### WHAT IS ASKED
Identify each line holding the string "JSON" and copy it.

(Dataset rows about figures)

_ _ _

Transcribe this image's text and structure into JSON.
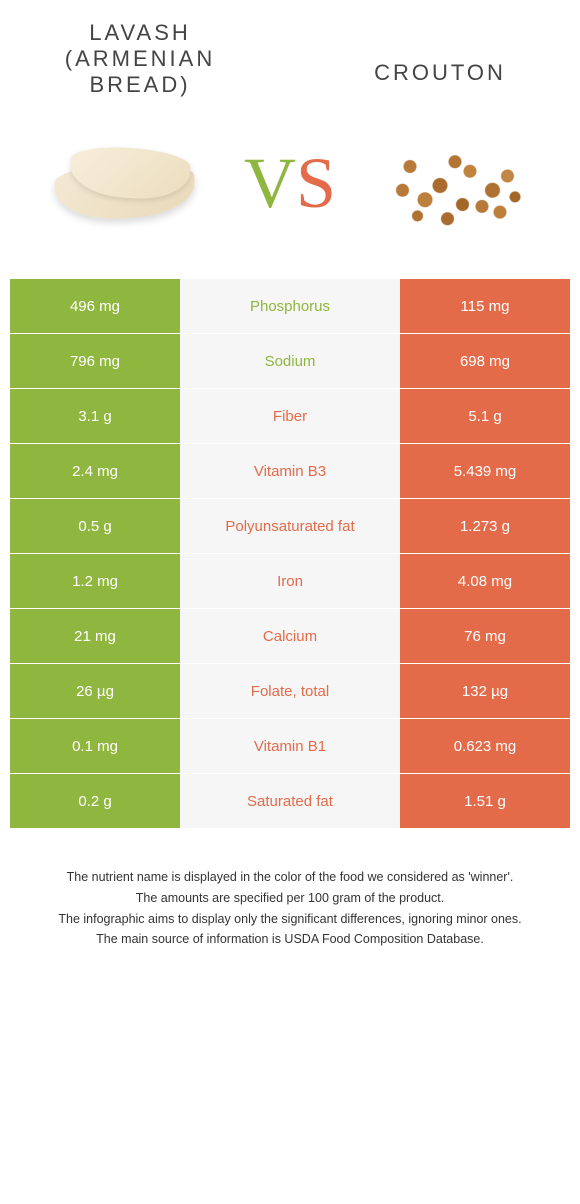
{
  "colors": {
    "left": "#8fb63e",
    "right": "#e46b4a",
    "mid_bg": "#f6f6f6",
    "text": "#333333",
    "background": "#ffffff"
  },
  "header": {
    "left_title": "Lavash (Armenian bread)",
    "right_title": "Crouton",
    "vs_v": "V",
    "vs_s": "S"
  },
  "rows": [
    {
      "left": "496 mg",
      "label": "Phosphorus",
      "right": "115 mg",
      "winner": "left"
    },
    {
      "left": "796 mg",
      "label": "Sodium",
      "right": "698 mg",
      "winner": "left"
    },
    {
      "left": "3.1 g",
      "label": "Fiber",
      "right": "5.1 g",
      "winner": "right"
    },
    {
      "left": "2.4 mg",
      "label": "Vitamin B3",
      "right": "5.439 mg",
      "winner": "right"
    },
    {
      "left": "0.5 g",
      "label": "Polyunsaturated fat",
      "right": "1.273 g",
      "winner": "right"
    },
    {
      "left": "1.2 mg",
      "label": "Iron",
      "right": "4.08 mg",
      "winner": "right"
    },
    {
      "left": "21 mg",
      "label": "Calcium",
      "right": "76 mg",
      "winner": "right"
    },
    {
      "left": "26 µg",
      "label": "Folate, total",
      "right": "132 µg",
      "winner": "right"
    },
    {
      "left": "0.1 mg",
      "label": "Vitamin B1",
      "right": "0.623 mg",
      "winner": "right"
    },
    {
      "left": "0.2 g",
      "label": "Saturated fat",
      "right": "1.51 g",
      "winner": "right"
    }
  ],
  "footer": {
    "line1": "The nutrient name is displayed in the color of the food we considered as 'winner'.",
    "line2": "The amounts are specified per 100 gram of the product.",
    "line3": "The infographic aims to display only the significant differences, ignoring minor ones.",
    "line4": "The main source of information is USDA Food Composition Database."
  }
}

_ _ _

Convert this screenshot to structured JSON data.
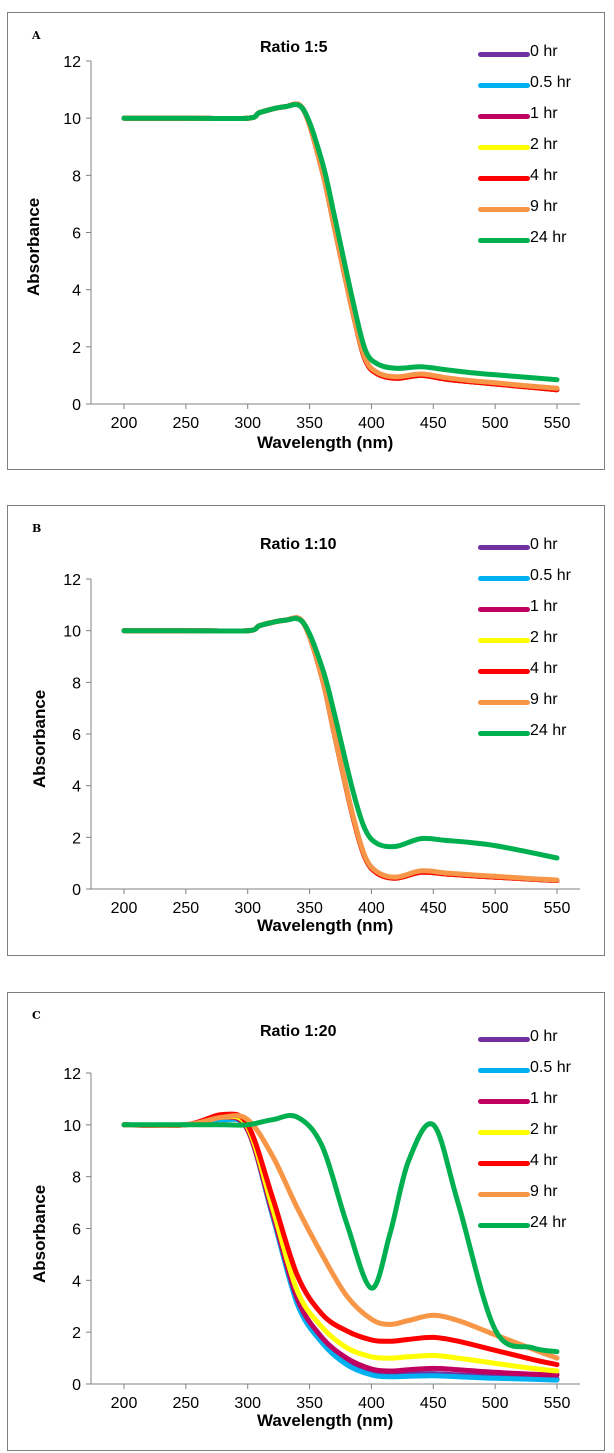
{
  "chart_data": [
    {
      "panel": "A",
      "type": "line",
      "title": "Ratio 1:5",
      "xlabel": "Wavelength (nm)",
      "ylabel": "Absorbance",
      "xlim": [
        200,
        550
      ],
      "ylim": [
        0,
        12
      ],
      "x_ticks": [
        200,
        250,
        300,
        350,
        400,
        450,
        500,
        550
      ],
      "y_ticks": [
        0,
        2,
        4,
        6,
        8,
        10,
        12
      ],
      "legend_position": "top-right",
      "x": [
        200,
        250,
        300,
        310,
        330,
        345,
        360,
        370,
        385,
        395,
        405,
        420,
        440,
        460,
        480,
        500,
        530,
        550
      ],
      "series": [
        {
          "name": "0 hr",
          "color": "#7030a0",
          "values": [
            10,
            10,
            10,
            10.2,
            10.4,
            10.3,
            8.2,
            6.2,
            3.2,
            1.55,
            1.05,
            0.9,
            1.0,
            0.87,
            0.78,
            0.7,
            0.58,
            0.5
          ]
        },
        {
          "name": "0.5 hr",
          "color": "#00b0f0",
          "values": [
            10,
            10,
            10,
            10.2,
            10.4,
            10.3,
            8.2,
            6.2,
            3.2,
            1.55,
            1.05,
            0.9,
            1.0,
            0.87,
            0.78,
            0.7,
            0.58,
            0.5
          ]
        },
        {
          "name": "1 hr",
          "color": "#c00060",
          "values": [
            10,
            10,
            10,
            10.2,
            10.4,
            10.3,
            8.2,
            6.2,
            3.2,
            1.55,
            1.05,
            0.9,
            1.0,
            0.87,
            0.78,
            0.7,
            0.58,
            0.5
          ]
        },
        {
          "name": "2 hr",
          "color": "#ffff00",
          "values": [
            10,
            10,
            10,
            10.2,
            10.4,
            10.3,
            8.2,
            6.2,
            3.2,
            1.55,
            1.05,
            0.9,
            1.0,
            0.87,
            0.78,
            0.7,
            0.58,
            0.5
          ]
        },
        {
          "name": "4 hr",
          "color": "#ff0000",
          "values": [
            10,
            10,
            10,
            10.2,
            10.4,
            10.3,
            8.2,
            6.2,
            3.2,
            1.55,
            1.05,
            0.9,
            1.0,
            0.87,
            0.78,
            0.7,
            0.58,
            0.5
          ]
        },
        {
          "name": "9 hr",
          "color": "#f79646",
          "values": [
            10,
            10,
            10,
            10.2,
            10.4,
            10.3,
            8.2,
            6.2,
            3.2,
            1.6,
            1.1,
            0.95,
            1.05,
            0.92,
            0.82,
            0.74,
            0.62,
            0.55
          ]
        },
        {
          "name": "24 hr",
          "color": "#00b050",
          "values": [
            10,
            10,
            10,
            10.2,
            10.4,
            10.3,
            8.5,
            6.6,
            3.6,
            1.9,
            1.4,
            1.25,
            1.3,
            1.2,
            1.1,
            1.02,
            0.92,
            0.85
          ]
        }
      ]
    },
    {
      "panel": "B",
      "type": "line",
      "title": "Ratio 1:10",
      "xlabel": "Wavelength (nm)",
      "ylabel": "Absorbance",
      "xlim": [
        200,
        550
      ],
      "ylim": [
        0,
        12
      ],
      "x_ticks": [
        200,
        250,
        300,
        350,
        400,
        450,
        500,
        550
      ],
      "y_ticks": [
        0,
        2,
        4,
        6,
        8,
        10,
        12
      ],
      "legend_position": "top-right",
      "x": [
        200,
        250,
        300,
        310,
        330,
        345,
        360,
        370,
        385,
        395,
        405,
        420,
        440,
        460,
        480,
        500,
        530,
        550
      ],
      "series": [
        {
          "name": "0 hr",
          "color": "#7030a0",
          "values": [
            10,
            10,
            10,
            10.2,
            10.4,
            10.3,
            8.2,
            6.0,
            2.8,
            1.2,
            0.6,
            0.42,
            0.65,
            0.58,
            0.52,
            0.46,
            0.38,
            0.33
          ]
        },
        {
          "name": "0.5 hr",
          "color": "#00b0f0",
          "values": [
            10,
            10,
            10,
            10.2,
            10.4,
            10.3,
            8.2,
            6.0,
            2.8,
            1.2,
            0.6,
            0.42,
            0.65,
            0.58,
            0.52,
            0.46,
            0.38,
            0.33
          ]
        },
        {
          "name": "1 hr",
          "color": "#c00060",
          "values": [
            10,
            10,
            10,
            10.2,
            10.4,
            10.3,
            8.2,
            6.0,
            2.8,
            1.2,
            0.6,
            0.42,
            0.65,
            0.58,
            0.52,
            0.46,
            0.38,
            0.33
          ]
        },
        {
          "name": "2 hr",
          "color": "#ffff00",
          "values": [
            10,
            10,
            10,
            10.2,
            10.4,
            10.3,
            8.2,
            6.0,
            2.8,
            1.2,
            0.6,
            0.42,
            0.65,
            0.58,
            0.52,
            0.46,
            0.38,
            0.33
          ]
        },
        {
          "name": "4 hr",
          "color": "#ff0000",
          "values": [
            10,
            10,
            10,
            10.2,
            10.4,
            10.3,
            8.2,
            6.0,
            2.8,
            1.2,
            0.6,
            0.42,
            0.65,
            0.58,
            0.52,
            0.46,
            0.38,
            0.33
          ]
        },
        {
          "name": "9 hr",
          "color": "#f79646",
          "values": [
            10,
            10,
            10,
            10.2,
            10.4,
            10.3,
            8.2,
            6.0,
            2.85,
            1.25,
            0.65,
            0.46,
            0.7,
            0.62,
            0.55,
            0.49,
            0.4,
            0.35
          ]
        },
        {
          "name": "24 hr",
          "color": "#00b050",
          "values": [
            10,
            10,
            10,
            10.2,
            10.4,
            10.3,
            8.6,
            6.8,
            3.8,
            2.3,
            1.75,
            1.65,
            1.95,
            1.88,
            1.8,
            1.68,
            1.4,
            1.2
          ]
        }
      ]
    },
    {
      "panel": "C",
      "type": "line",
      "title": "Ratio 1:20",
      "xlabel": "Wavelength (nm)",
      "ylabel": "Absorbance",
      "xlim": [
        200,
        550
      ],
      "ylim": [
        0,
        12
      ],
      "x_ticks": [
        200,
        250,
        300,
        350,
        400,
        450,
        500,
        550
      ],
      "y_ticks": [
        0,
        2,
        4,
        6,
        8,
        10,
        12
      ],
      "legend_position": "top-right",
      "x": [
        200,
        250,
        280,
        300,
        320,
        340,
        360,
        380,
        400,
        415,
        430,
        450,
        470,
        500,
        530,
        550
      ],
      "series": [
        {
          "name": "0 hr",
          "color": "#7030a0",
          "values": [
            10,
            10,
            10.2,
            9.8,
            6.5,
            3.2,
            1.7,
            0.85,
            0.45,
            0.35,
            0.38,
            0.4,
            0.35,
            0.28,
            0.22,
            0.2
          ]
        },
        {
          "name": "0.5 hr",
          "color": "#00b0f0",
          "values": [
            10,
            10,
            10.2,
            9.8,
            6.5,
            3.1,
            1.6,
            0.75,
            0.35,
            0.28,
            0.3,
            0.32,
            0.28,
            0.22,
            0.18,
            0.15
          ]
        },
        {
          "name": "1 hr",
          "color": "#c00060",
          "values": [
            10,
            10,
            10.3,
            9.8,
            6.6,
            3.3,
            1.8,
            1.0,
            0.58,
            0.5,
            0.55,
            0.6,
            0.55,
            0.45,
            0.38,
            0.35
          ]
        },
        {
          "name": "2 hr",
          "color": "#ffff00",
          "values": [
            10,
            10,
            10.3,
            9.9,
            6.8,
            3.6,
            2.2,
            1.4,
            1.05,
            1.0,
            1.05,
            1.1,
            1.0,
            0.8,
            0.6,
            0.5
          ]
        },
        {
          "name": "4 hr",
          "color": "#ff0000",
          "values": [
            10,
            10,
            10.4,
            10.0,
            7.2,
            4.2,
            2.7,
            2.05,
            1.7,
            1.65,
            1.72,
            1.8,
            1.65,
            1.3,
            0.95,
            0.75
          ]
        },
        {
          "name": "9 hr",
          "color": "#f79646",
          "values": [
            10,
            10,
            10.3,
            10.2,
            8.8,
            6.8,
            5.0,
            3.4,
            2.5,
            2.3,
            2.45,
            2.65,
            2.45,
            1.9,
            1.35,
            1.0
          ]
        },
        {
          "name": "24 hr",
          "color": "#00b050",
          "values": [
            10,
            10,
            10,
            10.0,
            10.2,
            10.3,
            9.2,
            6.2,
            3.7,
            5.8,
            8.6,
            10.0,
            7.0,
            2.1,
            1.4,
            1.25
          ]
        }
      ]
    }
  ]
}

_ _ _

### REPLY
Transcribe this image's text and structure into JSON.
Convert this screenshot to structured JSON data.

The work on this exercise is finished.